* _AIM_:
Determine how many lines of the material hold the string "BEAUFFORT" and reply with only that number.

Lines of data:
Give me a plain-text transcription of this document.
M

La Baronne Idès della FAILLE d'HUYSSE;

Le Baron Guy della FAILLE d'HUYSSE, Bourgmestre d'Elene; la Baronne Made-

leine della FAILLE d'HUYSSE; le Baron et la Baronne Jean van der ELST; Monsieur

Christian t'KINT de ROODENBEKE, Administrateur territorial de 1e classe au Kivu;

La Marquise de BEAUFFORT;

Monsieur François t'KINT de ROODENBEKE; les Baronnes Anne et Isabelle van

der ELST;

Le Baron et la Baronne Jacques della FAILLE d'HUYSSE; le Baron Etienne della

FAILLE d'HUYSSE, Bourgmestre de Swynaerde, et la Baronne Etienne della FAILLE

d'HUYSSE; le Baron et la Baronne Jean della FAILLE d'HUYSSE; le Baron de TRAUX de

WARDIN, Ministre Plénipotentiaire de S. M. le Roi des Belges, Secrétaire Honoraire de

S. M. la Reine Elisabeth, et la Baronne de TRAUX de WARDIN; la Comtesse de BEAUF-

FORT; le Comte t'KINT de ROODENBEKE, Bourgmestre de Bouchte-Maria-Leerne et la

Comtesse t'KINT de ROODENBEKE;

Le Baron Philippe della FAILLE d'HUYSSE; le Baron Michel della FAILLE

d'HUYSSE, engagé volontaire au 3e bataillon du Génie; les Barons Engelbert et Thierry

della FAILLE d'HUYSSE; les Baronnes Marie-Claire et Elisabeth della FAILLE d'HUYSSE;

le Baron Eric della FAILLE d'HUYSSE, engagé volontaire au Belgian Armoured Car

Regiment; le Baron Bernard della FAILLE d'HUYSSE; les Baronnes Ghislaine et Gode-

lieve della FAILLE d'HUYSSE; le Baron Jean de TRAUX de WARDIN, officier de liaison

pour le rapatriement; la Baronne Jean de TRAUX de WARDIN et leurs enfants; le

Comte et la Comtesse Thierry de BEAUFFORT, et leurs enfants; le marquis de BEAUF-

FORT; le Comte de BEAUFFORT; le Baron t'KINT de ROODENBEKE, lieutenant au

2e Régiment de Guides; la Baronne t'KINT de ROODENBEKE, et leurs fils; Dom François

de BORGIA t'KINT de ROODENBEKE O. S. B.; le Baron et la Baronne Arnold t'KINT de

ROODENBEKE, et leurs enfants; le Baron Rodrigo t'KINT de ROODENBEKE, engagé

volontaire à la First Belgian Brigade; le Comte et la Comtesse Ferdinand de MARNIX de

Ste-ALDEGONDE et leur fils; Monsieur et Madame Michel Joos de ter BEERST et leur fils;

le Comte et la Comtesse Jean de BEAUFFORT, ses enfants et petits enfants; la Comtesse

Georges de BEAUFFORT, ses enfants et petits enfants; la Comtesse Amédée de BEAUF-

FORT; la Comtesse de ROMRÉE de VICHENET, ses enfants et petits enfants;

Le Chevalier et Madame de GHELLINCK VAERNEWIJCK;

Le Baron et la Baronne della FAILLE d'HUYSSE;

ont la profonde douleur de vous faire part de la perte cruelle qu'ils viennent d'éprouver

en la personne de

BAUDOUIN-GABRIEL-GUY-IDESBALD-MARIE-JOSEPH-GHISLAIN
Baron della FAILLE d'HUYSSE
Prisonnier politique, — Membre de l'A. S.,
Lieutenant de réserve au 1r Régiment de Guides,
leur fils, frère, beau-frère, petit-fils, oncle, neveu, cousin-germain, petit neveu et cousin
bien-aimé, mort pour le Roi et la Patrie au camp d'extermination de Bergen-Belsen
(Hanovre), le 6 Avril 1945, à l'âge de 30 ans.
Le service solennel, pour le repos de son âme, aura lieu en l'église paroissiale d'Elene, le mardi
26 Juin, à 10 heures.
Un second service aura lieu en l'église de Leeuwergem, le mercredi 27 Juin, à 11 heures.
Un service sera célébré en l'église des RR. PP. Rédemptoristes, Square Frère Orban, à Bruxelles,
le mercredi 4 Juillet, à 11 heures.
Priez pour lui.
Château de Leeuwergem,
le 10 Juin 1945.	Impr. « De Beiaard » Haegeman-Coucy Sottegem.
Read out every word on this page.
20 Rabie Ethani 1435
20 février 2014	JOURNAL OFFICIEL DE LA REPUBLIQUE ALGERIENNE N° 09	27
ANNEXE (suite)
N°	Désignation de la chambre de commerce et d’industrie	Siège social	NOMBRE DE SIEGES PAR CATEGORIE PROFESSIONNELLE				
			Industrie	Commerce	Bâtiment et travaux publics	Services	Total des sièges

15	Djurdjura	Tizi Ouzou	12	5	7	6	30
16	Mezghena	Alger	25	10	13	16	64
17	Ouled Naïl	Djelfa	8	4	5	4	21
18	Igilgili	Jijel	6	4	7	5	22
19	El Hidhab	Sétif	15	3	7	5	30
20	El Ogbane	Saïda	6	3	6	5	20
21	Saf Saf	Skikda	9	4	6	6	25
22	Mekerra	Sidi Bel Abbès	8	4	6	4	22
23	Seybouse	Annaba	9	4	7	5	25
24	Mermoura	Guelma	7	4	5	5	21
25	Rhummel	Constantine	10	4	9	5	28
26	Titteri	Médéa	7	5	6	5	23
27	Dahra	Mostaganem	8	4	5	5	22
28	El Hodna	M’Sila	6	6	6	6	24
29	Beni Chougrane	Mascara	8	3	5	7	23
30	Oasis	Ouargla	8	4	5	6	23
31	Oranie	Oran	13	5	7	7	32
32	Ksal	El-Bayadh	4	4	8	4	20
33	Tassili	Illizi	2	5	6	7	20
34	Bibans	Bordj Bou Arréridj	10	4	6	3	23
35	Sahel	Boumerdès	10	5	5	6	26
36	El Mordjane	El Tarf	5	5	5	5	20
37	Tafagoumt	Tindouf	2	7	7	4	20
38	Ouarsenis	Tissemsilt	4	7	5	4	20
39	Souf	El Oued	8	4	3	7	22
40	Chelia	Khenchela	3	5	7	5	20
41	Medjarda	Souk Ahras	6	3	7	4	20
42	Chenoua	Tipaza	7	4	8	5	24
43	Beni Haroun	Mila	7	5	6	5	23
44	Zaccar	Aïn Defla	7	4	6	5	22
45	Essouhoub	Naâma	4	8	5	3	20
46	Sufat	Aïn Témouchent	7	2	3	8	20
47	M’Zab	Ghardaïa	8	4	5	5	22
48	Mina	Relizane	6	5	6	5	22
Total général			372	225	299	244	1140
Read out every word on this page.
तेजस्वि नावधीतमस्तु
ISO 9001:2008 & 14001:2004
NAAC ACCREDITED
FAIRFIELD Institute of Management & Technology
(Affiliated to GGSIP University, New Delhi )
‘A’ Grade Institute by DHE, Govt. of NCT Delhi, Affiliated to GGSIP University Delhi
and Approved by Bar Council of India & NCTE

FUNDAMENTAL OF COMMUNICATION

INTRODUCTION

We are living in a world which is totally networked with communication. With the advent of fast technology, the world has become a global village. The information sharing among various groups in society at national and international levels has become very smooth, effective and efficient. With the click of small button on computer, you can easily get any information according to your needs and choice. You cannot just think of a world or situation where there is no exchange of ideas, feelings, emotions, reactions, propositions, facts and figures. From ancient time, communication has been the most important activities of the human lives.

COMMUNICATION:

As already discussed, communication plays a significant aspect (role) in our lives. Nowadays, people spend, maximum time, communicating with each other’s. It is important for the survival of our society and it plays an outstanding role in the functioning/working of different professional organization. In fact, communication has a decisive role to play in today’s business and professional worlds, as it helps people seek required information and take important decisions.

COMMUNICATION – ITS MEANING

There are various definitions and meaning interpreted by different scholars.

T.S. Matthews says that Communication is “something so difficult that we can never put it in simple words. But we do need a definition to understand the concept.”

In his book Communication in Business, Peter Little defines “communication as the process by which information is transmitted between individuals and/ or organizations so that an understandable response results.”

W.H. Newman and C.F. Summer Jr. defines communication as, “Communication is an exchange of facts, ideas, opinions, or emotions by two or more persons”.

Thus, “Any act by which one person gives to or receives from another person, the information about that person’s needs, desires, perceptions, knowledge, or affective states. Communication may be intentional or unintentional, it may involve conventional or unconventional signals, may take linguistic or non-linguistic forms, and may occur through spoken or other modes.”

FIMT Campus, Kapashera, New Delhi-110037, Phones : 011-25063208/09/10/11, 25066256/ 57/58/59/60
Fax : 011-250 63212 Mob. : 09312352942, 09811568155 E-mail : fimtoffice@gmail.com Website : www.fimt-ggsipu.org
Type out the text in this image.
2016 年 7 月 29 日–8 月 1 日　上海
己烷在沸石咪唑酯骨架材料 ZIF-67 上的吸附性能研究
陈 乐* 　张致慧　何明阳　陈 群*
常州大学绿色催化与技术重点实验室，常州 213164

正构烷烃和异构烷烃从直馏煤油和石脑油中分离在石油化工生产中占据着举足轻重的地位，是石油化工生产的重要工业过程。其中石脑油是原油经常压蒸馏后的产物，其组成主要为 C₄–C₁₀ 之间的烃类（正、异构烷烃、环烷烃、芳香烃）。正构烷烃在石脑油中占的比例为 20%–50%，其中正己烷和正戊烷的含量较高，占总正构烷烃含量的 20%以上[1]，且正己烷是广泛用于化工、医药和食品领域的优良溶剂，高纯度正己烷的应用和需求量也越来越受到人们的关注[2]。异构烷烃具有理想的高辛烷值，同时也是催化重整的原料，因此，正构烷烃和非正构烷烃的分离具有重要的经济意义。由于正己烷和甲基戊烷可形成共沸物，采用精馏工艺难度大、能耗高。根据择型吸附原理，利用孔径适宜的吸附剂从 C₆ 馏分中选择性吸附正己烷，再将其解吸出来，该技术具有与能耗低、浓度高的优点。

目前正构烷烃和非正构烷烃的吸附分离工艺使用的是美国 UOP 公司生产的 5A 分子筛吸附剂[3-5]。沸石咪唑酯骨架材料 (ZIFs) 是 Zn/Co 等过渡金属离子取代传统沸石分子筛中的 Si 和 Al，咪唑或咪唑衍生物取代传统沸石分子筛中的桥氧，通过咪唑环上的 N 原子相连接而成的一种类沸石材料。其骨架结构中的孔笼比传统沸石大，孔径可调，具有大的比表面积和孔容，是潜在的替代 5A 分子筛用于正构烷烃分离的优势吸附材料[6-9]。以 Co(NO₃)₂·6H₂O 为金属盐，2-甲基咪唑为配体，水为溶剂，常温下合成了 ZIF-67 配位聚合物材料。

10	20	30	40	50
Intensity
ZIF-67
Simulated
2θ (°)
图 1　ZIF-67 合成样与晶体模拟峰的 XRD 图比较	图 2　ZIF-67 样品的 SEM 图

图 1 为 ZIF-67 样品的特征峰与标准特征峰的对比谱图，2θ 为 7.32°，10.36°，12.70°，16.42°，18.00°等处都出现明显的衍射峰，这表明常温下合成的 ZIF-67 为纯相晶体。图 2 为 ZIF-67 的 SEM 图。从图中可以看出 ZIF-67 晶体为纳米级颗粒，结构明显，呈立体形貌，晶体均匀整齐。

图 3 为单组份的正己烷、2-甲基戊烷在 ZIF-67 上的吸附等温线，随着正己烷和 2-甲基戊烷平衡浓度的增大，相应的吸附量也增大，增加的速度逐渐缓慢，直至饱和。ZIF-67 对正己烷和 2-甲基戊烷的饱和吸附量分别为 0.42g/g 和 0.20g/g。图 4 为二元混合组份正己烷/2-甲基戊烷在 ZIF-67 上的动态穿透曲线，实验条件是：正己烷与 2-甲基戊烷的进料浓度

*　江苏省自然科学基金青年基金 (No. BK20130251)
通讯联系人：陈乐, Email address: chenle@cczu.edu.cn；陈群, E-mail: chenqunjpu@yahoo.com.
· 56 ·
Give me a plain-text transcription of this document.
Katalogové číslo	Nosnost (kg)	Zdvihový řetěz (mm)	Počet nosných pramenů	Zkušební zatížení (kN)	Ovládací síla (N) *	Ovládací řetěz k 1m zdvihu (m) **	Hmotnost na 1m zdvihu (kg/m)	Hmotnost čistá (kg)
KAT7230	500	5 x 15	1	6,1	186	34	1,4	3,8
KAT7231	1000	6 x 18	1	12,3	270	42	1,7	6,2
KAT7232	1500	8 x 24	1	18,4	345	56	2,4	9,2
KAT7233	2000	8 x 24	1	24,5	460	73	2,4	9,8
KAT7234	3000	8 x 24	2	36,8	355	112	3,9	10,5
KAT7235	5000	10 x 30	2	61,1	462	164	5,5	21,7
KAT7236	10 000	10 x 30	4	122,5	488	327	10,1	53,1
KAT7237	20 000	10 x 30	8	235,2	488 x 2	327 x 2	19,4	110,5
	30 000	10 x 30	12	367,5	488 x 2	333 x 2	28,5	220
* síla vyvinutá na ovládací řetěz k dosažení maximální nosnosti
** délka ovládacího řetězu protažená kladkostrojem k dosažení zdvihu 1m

* _TASK RESPONSE_:
5